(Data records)

────────────────────

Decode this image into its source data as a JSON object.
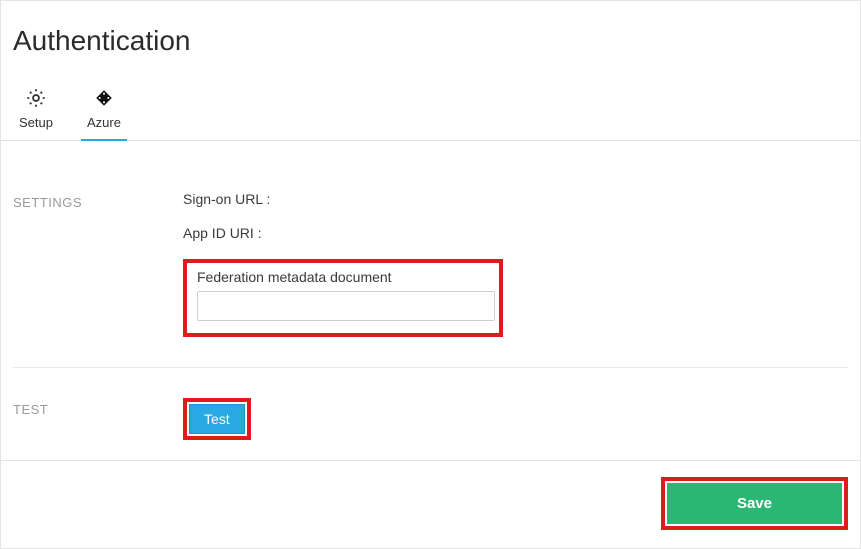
{
  "page": {
    "title": "Authentication"
  },
  "tabs": {
    "setup": "Setup",
    "azure": "Azure"
  },
  "settings": {
    "section_label": "SETTINGS",
    "sign_on_url_label": "Sign-on URL :",
    "app_id_uri_label": "App ID URI :",
    "federation_label": "Federation metadata document",
    "federation_value": ""
  },
  "test": {
    "section_label": "TEST",
    "button_label": "Test"
  },
  "footer": {
    "save_label": "Save"
  }
}
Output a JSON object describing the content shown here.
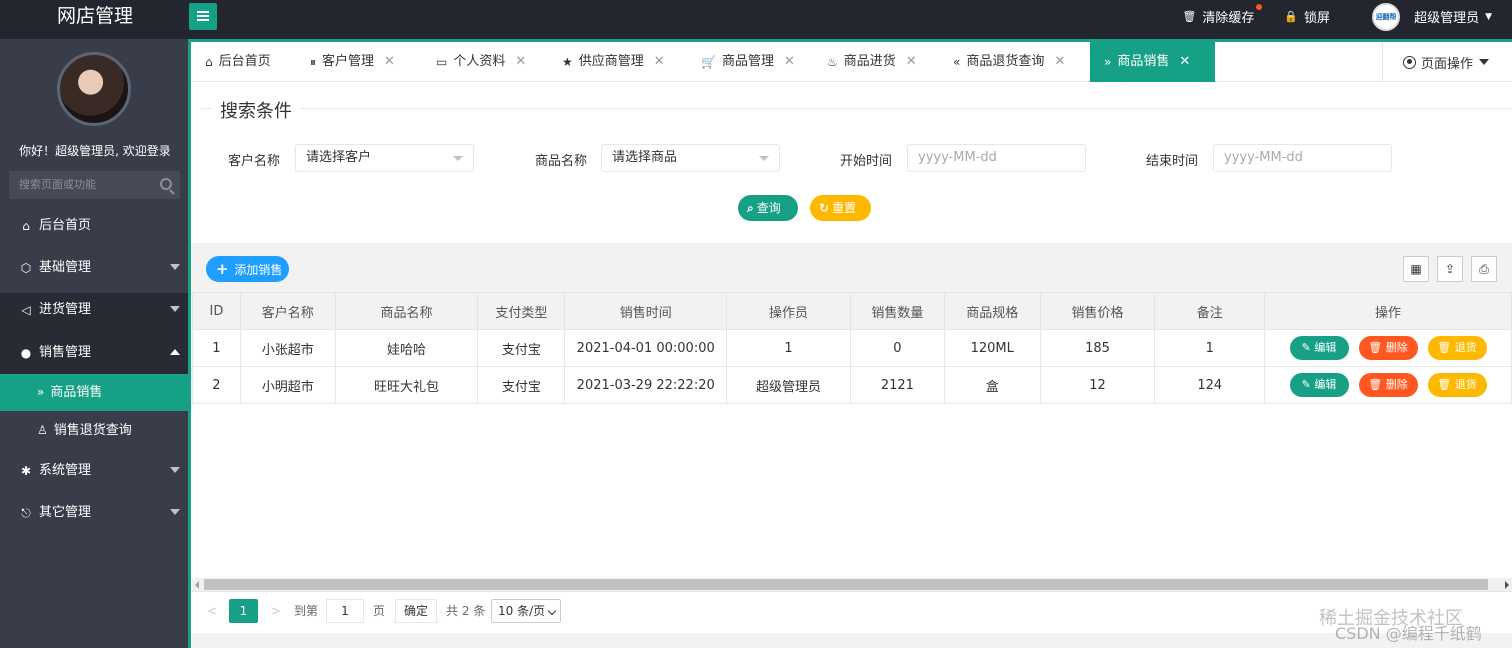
{
  "app": {
    "title": "网店管理"
  },
  "topbar": {
    "clear_cache": "清除缓存",
    "lock": "锁屏",
    "avatar_text": "迎翻帮",
    "user": "超级管理员"
  },
  "sidebar": {
    "welcome": "你好！超级管理员, 欢迎登录",
    "search_placeholder": "搜索页面或功能",
    "items": [
      {
        "label": "后台首页",
        "icon": "home-icon"
      },
      {
        "label": "基础管理",
        "icon": "cube-icon"
      },
      {
        "label": "进货管理",
        "icon": "volume-icon"
      },
      {
        "label": "销售管理",
        "icon": "chat-icon"
      },
      {
        "label": "系统管理",
        "icon": "gear-icon"
      },
      {
        "label": "其它管理",
        "icon": "logout-icon"
      }
    ],
    "sub_items": [
      {
        "label": "商品销售",
        "icon": "double-chevron-icon"
      },
      {
        "label": "销售退货查询",
        "icon": "user-icon"
      }
    ]
  },
  "tabs": [
    {
      "label": "后台首页",
      "icon": "home-icon"
    },
    {
      "label": "客户管理",
      "icon": "pause-icon"
    },
    {
      "label": "个人资料",
      "icon": "id-card-icon"
    },
    {
      "label": "供应商管理",
      "icon": "star-icon"
    },
    {
      "label": "商品管理",
      "icon": "cart-icon"
    },
    {
      "label": "商品进货",
      "icon": "fire-icon"
    },
    {
      "label": "商品退货查询",
      "icon": "double-left-icon"
    },
    {
      "label": "商品销售",
      "icon": "double-right-icon"
    }
  ],
  "page_ops": "页面操作",
  "search": {
    "legend": "搜索条件",
    "customer_label": "客户名称",
    "customer_value": "请选择客户",
    "product_label": "商品名称",
    "product_value": "请选择商品",
    "start_label": "开始时间",
    "start_placeholder": "yyyy-MM-dd",
    "end_label": "结束时间",
    "end_placeholder": "yyyy-MM-dd",
    "query_button": "查询",
    "reset_button": "重置"
  },
  "toolbar": {
    "add_button": "添加销售"
  },
  "table": {
    "columns": [
      "ID",
      "客户名称",
      "商品名称",
      "支付类型",
      "销售时间",
      "操作员",
      "销售数量",
      "商品规格",
      "销售价格",
      "备注",
      "操作"
    ],
    "rows": [
      [
        "1",
        "小张超市",
        "娃哈哈",
        "支付宝",
        "2021-04-01 00:00:00",
        "1",
        "0",
        "120ML",
        "185",
        "1"
      ],
      [
        "2",
        "小明超市",
        "旺旺大礼包",
        "支付宝",
        "2021-03-29 22:22:20",
        "超级管理员",
        "2121",
        "盒",
        "12",
        "124"
      ]
    ],
    "actions": {
      "edit": "编辑",
      "delete": "删除",
      "return": "退货"
    }
  },
  "pager": {
    "current_page": "1",
    "goto_label": "到第",
    "goto_value": "1",
    "page_unit": "页",
    "confirm": "确定",
    "total": "共 2 条",
    "page_size": "10 条/页"
  },
  "watermark": {
    "line1": "稀土掘金技术社区",
    "line2": "CSDN @编程千纸鹤"
  }
}
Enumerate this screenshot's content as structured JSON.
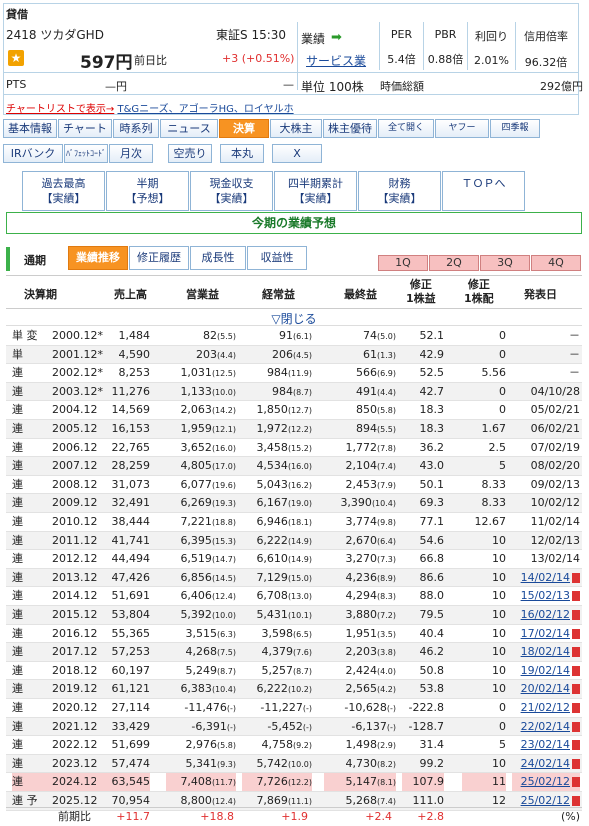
{
  "header": {
    "tag": "貸借",
    "code": "2418",
    "name": "ツカダGHD",
    "market": "東証S",
    "time": "15:30",
    "price": "597円",
    "prev_label": "前日比",
    "change": "+3",
    "change_pct": "(+0.51%)",
    "pts_label": "PTS",
    "pts_value": "—円",
    "pts_change": "—",
    "gyoseki_label": "業績",
    "service": "サービス業",
    "unit": "単位 100株",
    "ratios": [
      {
        "h": "PER",
        "v": "5.4倍"
      },
      {
        "h": "PBR",
        "v": "0.88倍"
      },
      {
        "h": "利回り",
        "v": "2.01%"
      },
      {
        "h": "信用倍率",
        "v": "96.32倍"
      }
    ],
    "market_cap_label": "時価総額",
    "market_cap": "292億円",
    "chart_link": "チャートリストで表示→",
    "related": "T&Gニーズ、アゴーラHG、ロイヤルホ"
  },
  "tabs_row1": [
    "基本情報",
    "チャート",
    "時系列",
    "ニュース",
    "決算",
    "大株主",
    "株主優待",
    "全て開く",
    "ヤフー",
    "四季報"
  ],
  "tabs_row2": [
    "IRバンク",
    "ﾊﾞﾌｪｯﾄｺｰﾄﾞ",
    "月次",
    "空売り",
    "本丸",
    "X"
  ],
  "subtabs": [
    {
      "l1": "過去最高",
      "l2": "【実績】"
    },
    {
      "l1": "半期",
      "l2": "【予想】"
    },
    {
      "l1": "現金収支",
      "l2": "【実績】"
    },
    {
      "l1": "四半期累計",
      "l2": "【実績】"
    },
    {
      "l1": "財務",
      "l2": "【実績】"
    },
    {
      "l1": "ＴＯＰへ",
      "l2": ""
    }
  ],
  "section_title": "今期の業績予想",
  "period_label": "通期",
  "data_tabs": [
    "業績推移",
    "修正履歴",
    "成長性",
    "収益性"
  ],
  "quarter_tabs": [
    "1Q",
    "2Q",
    "3Q",
    "4Q"
  ],
  "columns": [
    "決算期",
    "売上高",
    "営業益",
    "経常益",
    "最終益",
    "修正\n1株益",
    "修正\n1株配",
    "発表日"
  ],
  "toggle": "▽閉じる",
  "rows": [
    [
      "単 変",
      "2000.12*",
      "1,484",
      "82",
      "(5.5)",
      "91",
      "(6.1)",
      "74",
      "(5.0)",
      "52.1",
      "0",
      "－"
    ],
    [
      "単",
      "2001.12*",
      "4,590",
      "203",
      "(4.4)",
      "206",
      "(4.5)",
      "61",
      "(1.3)",
      "42.9",
      "0",
      "－"
    ],
    [
      "連",
      "2002.12*",
      "8,253",
      "1,031",
      "(12.5)",
      "984",
      "(11.9)",
      "566",
      "(6.9)",
      "52.5",
      "5.56",
      "－"
    ],
    [
      "連",
      "2003.12*",
      "11,276",
      "1,133",
      "(10.0)",
      "984",
      "(8.7)",
      "491",
      "(4.4)",
      "42.7",
      "0",
      "04/10/28"
    ],
    [
      "連",
      "2004.12",
      "14,569",
      "2,063",
      "(14.2)",
      "1,850",
      "(12.7)",
      "850",
      "(5.8)",
      "18.3",
      "0",
      "05/02/21"
    ],
    [
      "連",
      "2005.12",
      "16,153",
      "1,959",
      "(12.1)",
      "1,972",
      "(12.2)",
      "894",
      "(5.5)",
      "18.3",
      "1.67",
      "06/02/21"
    ],
    [
      "連",
      "2006.12",
      "22,765",
      "3,652",
      "(16.0)",
      "3,458",
      "(15.2)",
      "1,772",
      "(7.8)",
      "36.2",
      "2.5",
      "07/02/19"
    ],
    [
      "連",
      "2007.12",
      "28,259",
      "4,805",
      "(17.0)",
      "4,534",
      "(16.0)",
      "2,104",
      "(7.4)",
      "43.0",
      "5",
      "08/02/20"
    ],
    [
      "連",
      "2008.12",
      "31,073",
      "6,077",
      "(19.6)",
      "5,043",
      "(16.2)",
      "2,453",
      "(7.9)",
      "50.1",
      "8.33",
      "09/02/13"
    ],
    [
      "連",
      "2009.12",
      "32,491",
      "6,269",
      "(19.3)",
      "6,167",
      "(19.0)",
      "3,390",
      "(10.4)",
      "69.3",
      "8.33",
      "10/02/12"
    ],
    [
      "連",
      "2010.12",
      "38,444",
      "7,221",
      "(18.8)",
      "6,946",
      "(18.1)",
      "3,774",
      "(9.8)",
      "77.1",
      "12.67",
      "11/02/14"
    ],
    [
      "連",
      "2011.12",
      "41,741",
      "6,395",
      "(15.3)",
      "6,222",
      "(14.9)",
      "2,670",
      "(6.4)",
      "54.6",
      "10",
      "12/02/13"
    ],
    [
      "連",
      "2012.12",
      "44,494",
      "6,519",
      "(14.7)",
      "6,610",
      "(14.9)",
      "3,270",
      "(7.3)",
      "66.8",
      "10",
      "13/02/14"
    ],
    [
      "連",
      "2013.12",
      "47,426",
      "6,856",
      "(14.5)",
      "7,129",
      "(15.0)",
      "4,236",
      "(8.9)",
      "86.6",
      "10",
      "14/02/14"
    ],
    [
      "連",
      "2014.12",
      "51,691",
      "6,406",
      "(12.4)",
      "6,708",
      "(13.0)",
      "4,294",
      "(8.3)",
      "88.0",
      "10",
      "15/02/13"
    ],
    [
      "連",
      "2015.12",
      "53,804",
      "5,392",
      "(10.0)",
      "5,431",
      "(10.1)",
      "3,880",
      "(7.2)",
      "79.5",
      "10",
      "16/02/12"
    ],
    [
      "連",
      "2016.12",
      "55,365",
      "3,515",
      "(6.3)",
      "3,598",
      "(6.5)",
      "1,951",
      "(3.5)",
      "40.4",
      "10",
      "17/02/14"
    ],
    [
      "連",
      "2017.12",
      "57,253",
      "4,268",
      "(7.5)",
      "4,379",
      "(7.6)",
      "2,203",
      "(3.8)",
      "46.2",
      "10",
      "18/02/14"
    ],
    [
      "連",
      "2018.12",
      "60,197",
      "5,249",
      "(8.7)",
      "5,257",
      "(8.7)",
      "2,424",
      "(4.0)",
      "50.8",
      "10",
      "19/02/14"
    ],
    [
      "連",
      "2019.12",
      "61,121",
      "6,383",
      "(10.4)",
      "6,222",
      "(10.2)",
      "2,565",
      "(4.2)",
      "53.8",
      "10",
      "20/02/14"
    ],
    [
      "連",
      "2020.12",
      "27,114",
      "-11,476",
      "(-)",
      "-11,227",
      "(-)",
      "-10,628",
      "(-)",
      "-222.8",
      "0",
      "21/02/12"
    ],
    [
      "連",
      "2021.12",
      "33,429",
      "-6,391",
      "(-)",
      "-5,452",
      "(-)",
      "-6,137",
      "(-)",
      "-128.7",
      "0",
      "22/02/14"
    ],
    [
      "連",
      "2022.12",
      "51,699",
      "2,976",
      "(5.8)",
      "4,758",
      "(9.2)",
      "1,498",
      "(2.9)",
      "31.4",
      "5",
      "23/02/14"
    ],
    [
      "連",
      "2023.12",
      "57,474",
      "5,341",
      "(9.3)",
      "5,742",
      "(10.0)",
      "4,730",
      "(8.2)",
      "99.2",
      "10",
      "24/02/14"
    ],
    [
      "連",
      "2024.12",
      "63,545",
      "7,408",
      "(11.7)",
      "7,726",
      "(12.2)",
      "5,147",
      "(8.1)",
      "107.9",
      "11",
      "25/02/12"
    ],
    [
      "連 予",
      "2025.12",
      "70,954",
      "8,800",
      "(12.4)",
      "7,869",
      "(11.1)",
      "5,268",
      "(7.4)",
      "111.0",
      "12",
      "25/02/12"
    ]
  ],
  "footer": {
    "label": "前期比",
    "sales": "+11.7",
    "op": "+18.8",
    "ord": "+1.9",
    "net": "+2.4",
    "eps": "+2.8",
    "unit": "(%)"
  },
  "colors": {
    "accent": "#f79322",
    "green": "#3cb14a",
    "red": "#e03030",
    "highlight": "#f9d0d0"
  }
}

────────────────────

EXERCISE DETAILS: Go through the listing above and return every line where the word "超级管理员" occurs.

THE ANSWER:
    "user": "超级管理员"
    "welcome": "你好！超级管理员, 欢迎登录",
        "超级管理员",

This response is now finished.